Start of Records provided

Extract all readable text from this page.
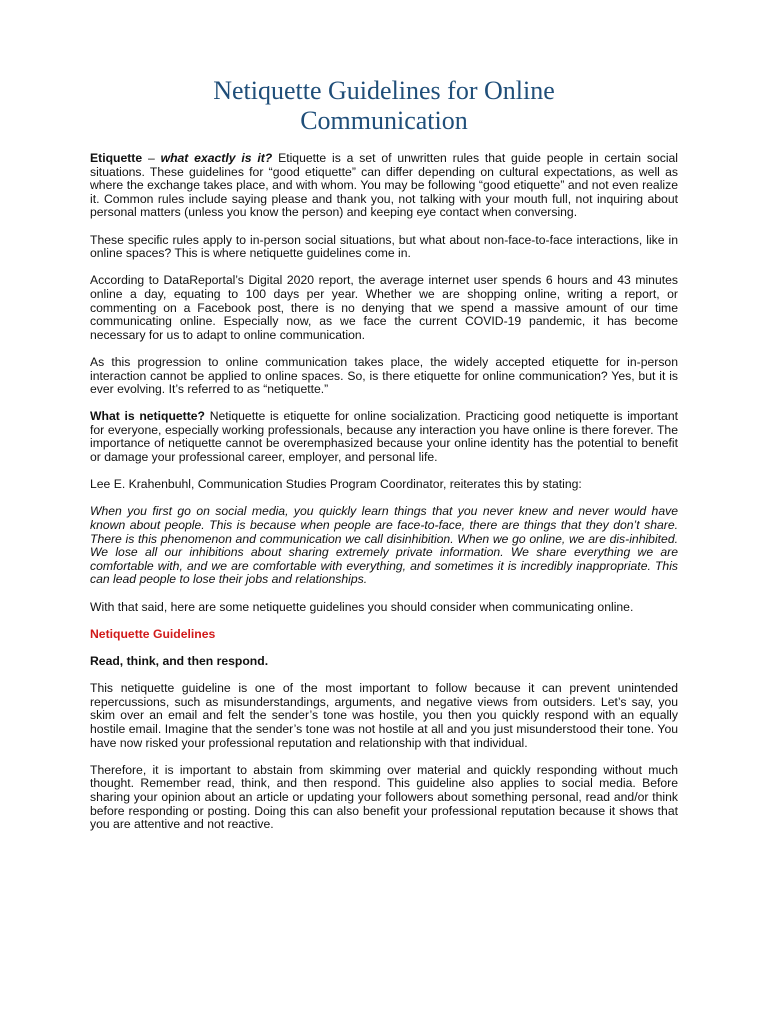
Netiquette Guidelines for Online
Communication

Etiquette – what exactly is it? Etiquette is a set of unwritten rules that guide people in certain social situations. These guidelines for “good etiquette” can differ depending on cultural expectations, as well as where the exchange takes place, and with whom. You may be following “good etiquette” and not even realize it. Common rules include saying please and thank you, not talking with your mouth full, not inquiring about personal matters (unless you know the person) and keeping eye contact when conversing.

These specific rules apply to in-person social situations, but what about non-face-to-face interactions, like in online spaces? This is where netiquette guidelines come in.

According to DataReportal’s Digital 2020 report, the average internet user spends 6 hours and 43 minutes online a day, equating to 100 days per year. Whether we are shopping online, writing a report, or commenting on a Facebook post, there is no denying that we spend a massive amount of our time communicating online. Especially now, as we face the current COVID-19 pandemic, it has become necessary for us to adapt to online communication.

As this progression to online communication takes place, the widely accepted etiquette for in-person interaction cannot be applied to online spaces. So, is there etiquette for online communication? Yes, but it is ever evolving. It’s referred to as “netiquette.”

What is netiquette? Netiquette is etiquette for online socialization. Practicing good netiquette is important for everyone, especially working professionals, because any interaction you have online is there forever. The importance of netiquette cannot be overemphasized because your online identity has the potential to benefit or damage your professional career, employer, and personal life.

Lee E. Krahenbuhl, Communication Studies Program Coordinator, reiterates this by stating:

When you first go on social media, you quickly learn things that you never knew and never would have known about people. This is because when people are face-to-face, there are things that they don’t share. There is this phenomenon and communication we call disinhibition. When we go online, we are dis-inhibited. We lose all our inhibitions about sharing extremely private information. We share everything we are comfortable with, and we are comfortable with everything, and sometimes it is incredibly inappropriate. This can lead people to lose their jobs and relationships.

With that said, here are some netiquette guidelines you should consider when communicating online.

Netiquette Guidelines

Read, think, and then respond.

This netiquette guideline is one of the most important to follow because it can prevent unintended repercussions, such as misunderstandings, arguments, and negative views from outsiders. Let’s say, you skim over an email and felt the sender’s tone was hostile, you then you quickly respond with an equally hostile email. Imagine that the sender’s tone was not hostile at all and you just misunderstood their tone. You have now risked your professional reputation and relationship with that individual.

Therefore, it is important to abstain from skimming over material and quickly responding without much thought. Remember read, think, and then respond. This guideline also applies to social media. Before sharing your opinion about an article or updating your followers about something personal, read and/or think before responding or posting. Doing this can also benefit your professional reputation because it shows that you are attentive and not reactive.
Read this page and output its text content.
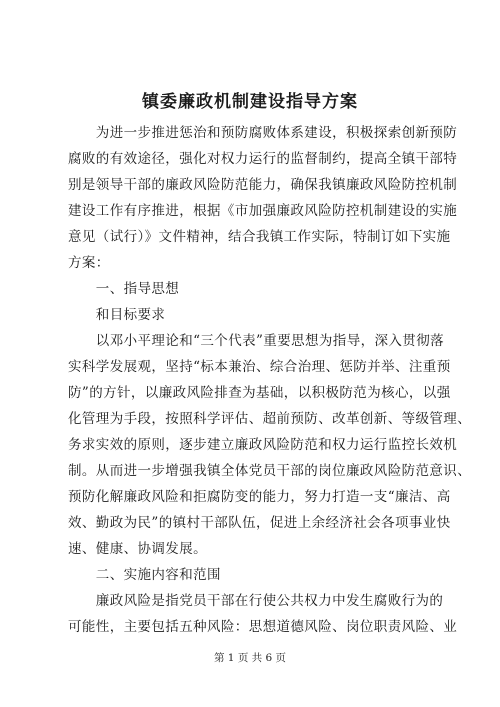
镇委廉政机制建设指导方案
　　为进一步推进惩治和预防腐败体系建设，积极探索创新预防
腐败的有效途径，强化对权力运行的监督制约，提高全镇干部特
别是领导干部的廉政风险防范能力，确保我镇廉政风险防控机制
建设工作有序推进，根据《市加强廉政风险防控机制建设的实施
意见（试行）》文件精神，结合我镇工作实际，特制订如下实施
方案：
　　一、指导思想
　　和目标要求
　　以邓小平理论和“三个代表”重要思想为指导，深入贯彻落
实科学发展观，坚持“标本兼治、综合治理、惩防并举、注重预
防”的方针，以廉政风险排查为基础，以积极防范为核心，以强
化管理为手段，按照科学评估、超前预防、改革创新、等级管理、
务求实效的原则，逐步建立廉政风险防范和权力运行监控长效机
制。从而进一步增强我镇全体党员干部的岗位廉政风险防范意识、
预防化解廉政风险和拒腐防变的能力，努力打造一支“廉洁、高
效、勤政为民”的镇村干部队伍，促进上余经济社会各项事业快
速、健康、协调发展。
　　二、实施内容和范围
　　廉政风险是指党员干部在行使公共权力中发生腐败行为的
可能性，主要包括五种风险：思想道德风险、岗位职责风险、业
第 1 页 共 6 页
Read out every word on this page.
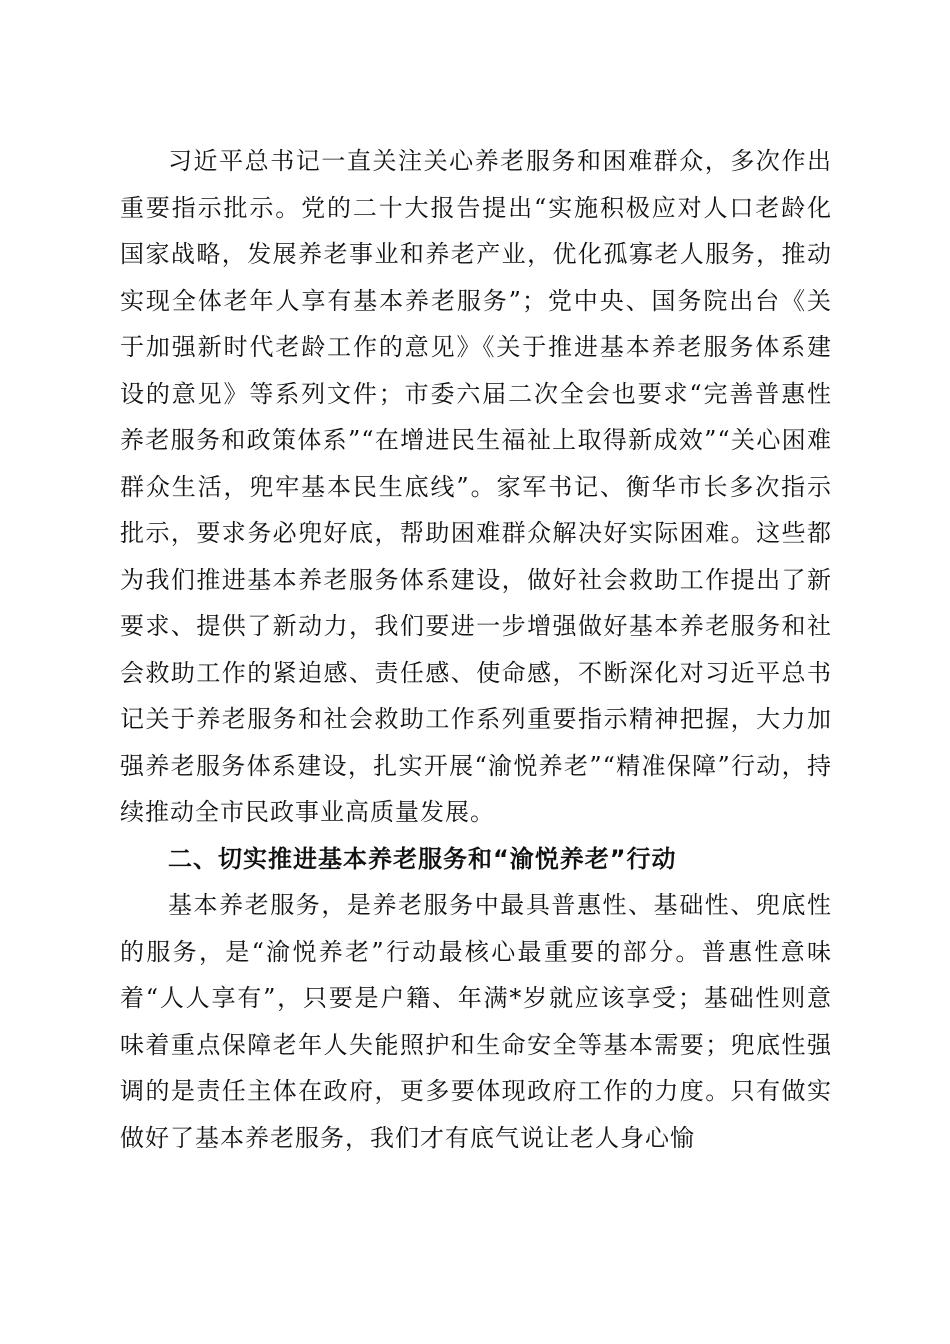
习近平总书记一直关注关心养老服务和困难群众，多次作出重要指示批示。党的二十大报告提出“实施积极应对人口老龄化国家战略，发展养老事业和养老产业，优化孤寡老人服务，推动实现全体老年人享有基本养老服务”；党中央、国务院出台《关于加强新时代老龄工作的意见》《关于推进基本养老服务体系建设的意见》等系列文件；市委六届二次全会也要求“完善普惠性养老服务和政策体系”“在增进民生福祉上取得新成效”“关心困难群众生活，兜牢基本民生底线”。家军书记、衡华市长多次指示批示，要求务必兜好底，帮助困难群众解决好实际困难。这些都为我们推进基本养老服务体系建设，做好社会救助工作提出了新要求、提供了新动力，我们要进一步增强做好基本养老服务和社会救助工作的紧迫感、责任感、使命感，不断深化对习近平总书记关于养老服务和社会救助工作系列重要指示精神把握，大力加强养老服务体系建设，扎实开展“渝悦养老”“精准保障”行动，持续推动全市民政事业高质量发展。

二、切实推进基本养老服务和“渝悦养老”行动

基本养老服务，是养老服务中最具普惠性、基础性、兜底性的服务，是“渝悦养老”行动最核心最重要的部分。普惠性意味着“人人享有”，只要是户籍、年满*岁就应该享受；基础性则意味着重点保障老年人失能照护和生命安全等基本需要；兜底性强调的是责任主体在政府，更多要体现政府工作的力度。只有做实做好了基本养老服务，我们才有底气说让老人身心愉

End of Records provided

**Job:**
Every record above should be written out again exactly; the pictures stay out of the copy.

**Answer to the task:**
Extract all readable text from this page.
Netiquette Guidelines for Online
Communication

Etiquette – what exactly is it? Etiquette is a set of unwritten rules that guide people in certain social situations. These guidelines for “good etiquette” can differ depending on cultural expectations, as well as where the exchange takes place, and with whom. You may be following “good etiquette” and not even realize it. Common rules include saying please and thank you, not talking with your mouth full, not inquiring about personal matters (unless you know the person) and keeping eye contact when conversing.

These specific rules apply to in-person social situations, but what about non-face-to-face interactions, like in online spaces? This is where netiquette guidelines come in.

According to DataReportal’s Digital 2020 report, the average internet user spends 6 hours and 43 minutes online a day, equating to 100 days per year. Whether we are shopping online, writing a report, or commenting on a Facebook post, there is no denying that we spend a massive amount of our time communicating online. Especially now, as we face the current COVID-19 pandemic, it has become necessary for us to adapt to online communication.

As this progression to online communication takes place, the widely accepted etiquette for in-person interaction cannot be applied to online spaces. So, is there etiquette for online communication? Yes, but it is ever evolving. It’s referred to as “netiquette.”

What is netiquette? Netiquette is etiquette for online socialization. Practicing good netiquette is important for everyone, especially working professionals, because any interaction you have online is there forever. The importance of netiquette cannot be overemphasized because your online identity has the potential to benefit or damage your professional career, employer, and personal life.

Lee E. Krahenbuhl, Communication Studies Program Coordinator, reiterates this by stating:

When you first go on social media, you quickly learn things that you never knew and never would have known about people. This is because when people are face-to-face, there are things that they don’t share. There is this phenomenon and communication we call disinhibition. When we go online, we are dis-inhibited. We lose all our inhibitions about sharing extremely private information. We share everything we are comfortable with, and we are comfortable with everything, and sometimes it is incredibly inappropriate. This can lead people to lose their jobs and relationships.

With that said, here are some netiquette guidelines you should consider when communicating online.

Netiquette Guidelines

Read, think, and then respond.

This netiquette guideline is one of the most important to follow because it can prevent unintended repercussions, such as misunderstandings, arguments, and negative views from outsiders. Let’s say, you skim over an email and felt the sender’s tone was hostile, you then you quickly respond with an equally hostile email. Imagine that the sender’s tone was not hostile at all and you just misunderstood their tone. You have now risked your professional reputation and relationship with that individual.

Therefore, it is important to abstain from skimming over material and quickly responding without much thought. Remember read, think, and then respond. This guideline also applies to social media. Before sharing your opinion about an article or updating your followers about something personal, read and/or think before responding or posting. Doing this can also benefit your professional reputation because it shows that you are attentive and not reactive.
Read this page and output its text content.
镇委廉政机制建设指导方案
　　为进一步推进惩治和预防腐败体系建设，积极探索创新预防
腐败的有效途径，强化对权力运行的监督制约，提高全镇干部特
别是领导干部的廉政风险防范能力，确保我镇廉政风险防控机制
建设工作有序推进，根据《市加强廉政风险防控机制建设的实施
意见（试行）》文件精神，结合我镇工作实际，特制订如下实施
方案：
　　一、指导思想
　　和目标要求
　　以邓小平理论和“三个代表”重要思想为指导，深入贯彻落
实科学发展观，坚持“标本兼治、综合治理、惩防并举、注重预
防”的方针，以廉政风险排查为基础，以积极防范为核心，以强
化管理为手段，按照科学评估、超前预防、改革创新、等级管理、
务求实效的原则，逐步建立廉政风险防范和权力运行监控长效机
制。从而进一步增强我镇全体党员干部的岗位廉政风险防范意识、
预防化解廉政风险和拒腐防变的能力，努力打造一支“廉洁、高
效、勤政为民”的镇村干部队伍，促进上余经济社会各项事业快
速、健康、协调发展。
　　二、实施内容和范围
　　廉政风险是指党员干部在行使公共权力中发生腐败行为的
可能性，主要包括五种风险：思想道德风险、岗位职责风险、业
第 1 页 共 6 页
Read out every word on this page.
习近平总书记一直关注关心养老服务和困难群众，多次作出重要指示批示。党的二十大报告提出“实施积极应对人口老龄化国家战略，发展养老事业和养老产业，优化孤寡老人服务，推动实现全体老年人享有基本养老服务”；党中央、国务院出台《关于加强新时代老龄工作的意见》《关于推进基本养老服务体系建设的意见》等系列文件；市委六届二次全会也要求“完善普惠性养老服务和政策体系”“在增进民生福祉上取得新成效”“关心困难群众生活，兜牢基本民生底线”。家军书记、衡华市长多次指示批示，要求务必兜好底，帮助困难群众解决好实际困难。这些都为我们推进基本养老服务体系建设，做好社会救助工作提出了新要求、提供了新动力，我们要进一步增强做好基本养老服务和社会救助工作的紧迫感、责任感、使命感，不断深化对习近平总书记关于养老服务和社会救助工作系列重要指示精神把握，大力加强养老服务体系建设，扎实开展“渝悦养老”“精准保障”行动，持续推动全市民政事业高质量发展。

二、切实推进基本养老服务和“渝悦养老”行动

基本养老服务，是养老服务中最具普惠性、基础性、兜底性的服务，是“渝悦养老”行动最核心最重要的部分。普惠性意味着“人人享有”，只要是户籍、年满*岁就应该享受；基础性则意味着重点保障老年人失能照护和生命安全等基本需要；兜底性强调的是责任主体在政府，更多要体现政府工作的力度。只有做实做好了基本养老服务，我们才有底气说让老人身心愉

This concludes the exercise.